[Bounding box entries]
......
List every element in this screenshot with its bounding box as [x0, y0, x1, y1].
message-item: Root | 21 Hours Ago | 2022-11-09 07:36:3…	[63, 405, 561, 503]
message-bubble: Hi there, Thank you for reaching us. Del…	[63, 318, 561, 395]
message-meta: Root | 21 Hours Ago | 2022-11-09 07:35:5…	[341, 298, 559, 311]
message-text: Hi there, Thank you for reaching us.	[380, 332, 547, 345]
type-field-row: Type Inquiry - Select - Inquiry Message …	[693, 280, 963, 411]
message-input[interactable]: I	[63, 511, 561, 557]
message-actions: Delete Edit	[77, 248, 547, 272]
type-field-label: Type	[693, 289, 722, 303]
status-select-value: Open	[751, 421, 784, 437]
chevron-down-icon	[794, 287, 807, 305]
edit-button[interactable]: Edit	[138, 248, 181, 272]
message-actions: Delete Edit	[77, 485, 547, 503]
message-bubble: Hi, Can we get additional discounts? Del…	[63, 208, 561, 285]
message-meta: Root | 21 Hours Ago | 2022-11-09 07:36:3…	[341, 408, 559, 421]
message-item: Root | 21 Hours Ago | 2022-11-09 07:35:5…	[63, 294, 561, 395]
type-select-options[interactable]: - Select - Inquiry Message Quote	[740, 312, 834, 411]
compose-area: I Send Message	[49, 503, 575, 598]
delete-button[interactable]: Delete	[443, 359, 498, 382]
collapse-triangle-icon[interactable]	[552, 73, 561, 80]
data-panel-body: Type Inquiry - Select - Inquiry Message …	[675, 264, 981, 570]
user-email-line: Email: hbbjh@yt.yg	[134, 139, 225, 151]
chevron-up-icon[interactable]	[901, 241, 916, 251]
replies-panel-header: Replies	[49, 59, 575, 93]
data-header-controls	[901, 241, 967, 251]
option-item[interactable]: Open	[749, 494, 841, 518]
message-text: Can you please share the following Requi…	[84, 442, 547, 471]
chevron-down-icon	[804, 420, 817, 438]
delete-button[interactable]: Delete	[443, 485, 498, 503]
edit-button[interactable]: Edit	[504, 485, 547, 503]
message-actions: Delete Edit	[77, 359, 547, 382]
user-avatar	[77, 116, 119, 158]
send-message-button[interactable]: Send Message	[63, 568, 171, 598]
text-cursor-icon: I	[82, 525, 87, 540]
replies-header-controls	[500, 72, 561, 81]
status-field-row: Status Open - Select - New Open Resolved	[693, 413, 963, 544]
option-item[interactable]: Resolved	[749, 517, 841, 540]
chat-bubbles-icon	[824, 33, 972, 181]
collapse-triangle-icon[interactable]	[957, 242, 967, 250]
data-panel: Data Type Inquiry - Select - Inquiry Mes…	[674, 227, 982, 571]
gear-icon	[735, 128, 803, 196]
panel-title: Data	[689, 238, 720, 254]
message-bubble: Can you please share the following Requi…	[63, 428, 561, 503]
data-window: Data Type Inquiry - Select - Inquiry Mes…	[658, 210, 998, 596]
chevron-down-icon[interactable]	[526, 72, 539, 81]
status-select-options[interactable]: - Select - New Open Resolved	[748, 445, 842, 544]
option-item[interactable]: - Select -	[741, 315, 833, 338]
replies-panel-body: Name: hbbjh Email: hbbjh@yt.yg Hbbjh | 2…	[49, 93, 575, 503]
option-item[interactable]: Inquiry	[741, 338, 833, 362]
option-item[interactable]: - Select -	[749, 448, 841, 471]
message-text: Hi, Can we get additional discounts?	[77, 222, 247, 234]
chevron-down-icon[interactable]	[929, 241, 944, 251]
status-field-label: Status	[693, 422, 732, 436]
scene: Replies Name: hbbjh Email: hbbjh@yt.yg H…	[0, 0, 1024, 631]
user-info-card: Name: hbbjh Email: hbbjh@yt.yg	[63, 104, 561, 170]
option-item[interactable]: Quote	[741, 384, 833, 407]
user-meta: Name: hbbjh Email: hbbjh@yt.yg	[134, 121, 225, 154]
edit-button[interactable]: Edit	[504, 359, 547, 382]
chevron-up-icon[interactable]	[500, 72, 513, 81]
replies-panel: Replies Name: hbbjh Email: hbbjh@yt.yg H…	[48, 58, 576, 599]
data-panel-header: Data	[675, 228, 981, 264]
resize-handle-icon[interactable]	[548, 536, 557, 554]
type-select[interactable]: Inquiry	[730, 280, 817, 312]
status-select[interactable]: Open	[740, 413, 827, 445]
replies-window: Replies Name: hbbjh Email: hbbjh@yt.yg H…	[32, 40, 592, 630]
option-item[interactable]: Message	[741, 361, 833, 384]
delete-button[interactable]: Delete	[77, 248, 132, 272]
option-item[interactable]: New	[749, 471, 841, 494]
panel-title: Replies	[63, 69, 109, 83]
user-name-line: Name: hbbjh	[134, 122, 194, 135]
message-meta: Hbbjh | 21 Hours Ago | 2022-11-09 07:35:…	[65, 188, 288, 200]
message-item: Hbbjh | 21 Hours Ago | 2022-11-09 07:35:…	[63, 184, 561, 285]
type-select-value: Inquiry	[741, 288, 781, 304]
......
*Exercise*: Edit the rows so that every "Send Message" becomes "Submit Reply", and leave everything else unchanged.

*Written response*:
List every element in this screenshot with its bounding box as [x0, y0, x1, y1].
message-item: Root | 21 Hours Ago | 2022-11-09 07:36:3…	[63, 405, 561, 503]
message-bubble: Hi there, Thank you for reaching us. Del…	[63, 318, 561, 395]
message-meta: Root | 21 Hours Ago | 2022-11-09 07:35:5…	[341, 298, 559, 311]
message-text: Hi there, Thank you for reaching us.	[380, 332, 547, 345]
type-field-row: Type Inquiry - Select - Inquiry Message …	[693, 280, 963, 411]
message-input[interactable]: I	[63, 511, 561, 557]
message-actions: Delete Edit	[77, 248, 547, 272]
type-field-label: Type	[693, 289, 722, 303]
status-select-value: Open	[751, 421, 784, 437]
chevron-down-icon	[794, 287, 807, 305]
edit-button[interactable]: Edit	[138, 248, 181, 272]
message-actions: Delete Edit	[77, 485, 547, 503]
message-bubble: Hi, Can we get additional discounts? Del…	[63, 208, 561, 285]
message-meta: Root | 21 Hours Ago | 2022-11-09 07:36:3…	[341, 408, 559, 421]
message-item: Root | 21 Hours Ago | 2022-11-09 07:35:5…	[63, 294, 561, 395]
type-select-options[interactable]: - Select - Inquiry Message Quote	[740, 312, 834, 411]
compose-area: I Submit Reply	[49, 503, 575, 598]
delete-button[interactable]: Delete	[443, 359, 498, 382]
collapse-triangle-icon[interactable]	[552, 73, 561, 80]
data-panel-body: Type Inquiry - Select - Inquiry Message …	[675, 264, 981, 570]
user-email-line: Email: hbbjh@yt.yg	[134, 139, 225, 151]
chevron-up-icon[interactable]	[901, 241, 916, 251]
replies-panel-header: Replies	[49, 59, 575, 93]
data-header-controls	[901, 241, 967, 251]
option-item[interactable]: Open	[749, 494, 841, 518]
message-text: Can you please share the following Requi…	[84, 442, 547, 471]
chevron-down-icon	[804, 420, 817, 438]
delete-button[interactable]: Delete	[443, 485, 498, 503]
edit-button[interactable]: Edit	[504, 485, 547, 503]
message-actions: Delete Edit	[77, 359, 547, 382]
user-avatar	[77, 116, 119, 158]
send-message-button[interactable]: Submit Reply	[63, 568, 171, 598]
text-cursor-icon: I	[82, 525, 87, 540]
replies-header-controls	[500, 72, 561, 81]
status-field-row: Status Open - Select - New Open Resolved	[693, 413, 963, 544]
option-item[interactable]: Resolved	[749, 517, 841, 540]
chat-bubbles-icon	[824, 33, 972, 181]
collapse-triangle-icon[interactable]	[957, 242, 967, 250]
data-panel: Data Type Inquiry - Select - Inquiry Mes…	[674, 227, 982, 571]
gear-icon	[735, 128, 803, 196]
panel-title: Data	[689, 238, 720, 254]
message-bubble: Can you please share the following Requi…	[63, 428, 561, 503]
data-window: Data Type Inquiry - Select - Inquiry Mes…	[658, 210, 998, 596]
chevron-down-icon[interactable]	[526, 72, 539, 81]
status-select-options[interactable]: - Select - New Open Resolved	[748, 445, 842, 544]
option-item[interactable]: - Select -	[741, 315, 833, 338]
replies-panel-body: Name: hbbjh Email: hbbjh@yt.yg Hbbjh | 2…	[49, 93, 575, 503]
option-item[interactable]: Inquiry	[741, 338, 833, 362]
option-item[interactable]: - Select -	[749, 448, 841, 471]
message-text: Hi, Can we get additional discounts?	[77, 222, 247, 234]
chevron-down-icon[interactable]	[929, 241, 944, 251]
status-field-label: Status	[693, 422, 732, 436]
scene: Replies Name: hbbjh Email: hbbjh@yt.yg H…	[0, 0, 1024, 631]
user-info-card: Name: hbbjh Email: hbbjh@yt.yg	[63, 104, 561, 170]
option-item[interactable]: Quote	[741, 384, 833, 407]
user-meta: Name: hbbjh Email: hbbjh@yt.yg	[134, 121, 225, 154]
edit-button[interactable]: Edit	[504, 359, 547, 382]
chevron-up-icon[interactable]	[500, 72, 513, 81]
replies-panel: Replies Name: hbbjh Email: hbbjh@yt.yg H…	[48, 58, 576, 599]
data-panel-header: Data	[675, 228, 981, 264]
resize-handle-icon[interactable]	[548, 536, 557, 554]
type-select[interactable]: Inquiry	[730, 280, 817, 312]
status-select[interactable]: Open	[740, 413, 827, 445]
replies-window: Replies Name: hbbjh Email: hbbjh@yt.yg H…	[32, 40, 592, 630]
option-item[interactable]: Message	[741, 361, 833, 384]
delete-button[interactable]: Delete	[77, 248, 132, 272]
option-item[interactable]: New	[749, 471, 841, 494]
panel-title: Replies	[63, 69, 109, 83]
user-name-line: Name: hbbjh	[134, 122, 194, 135]
message-meta: Hbbjh | 21 Hours Ago | 2022-11-09 07:35:…	[65, 188, 288, 200]
message-item: Hbbjh | 21 Hours Ago | 2022-11-09 07:35:…	[63, 184, 561, 285]
type-select-value: Inquiry	[741, 288, 781, 304]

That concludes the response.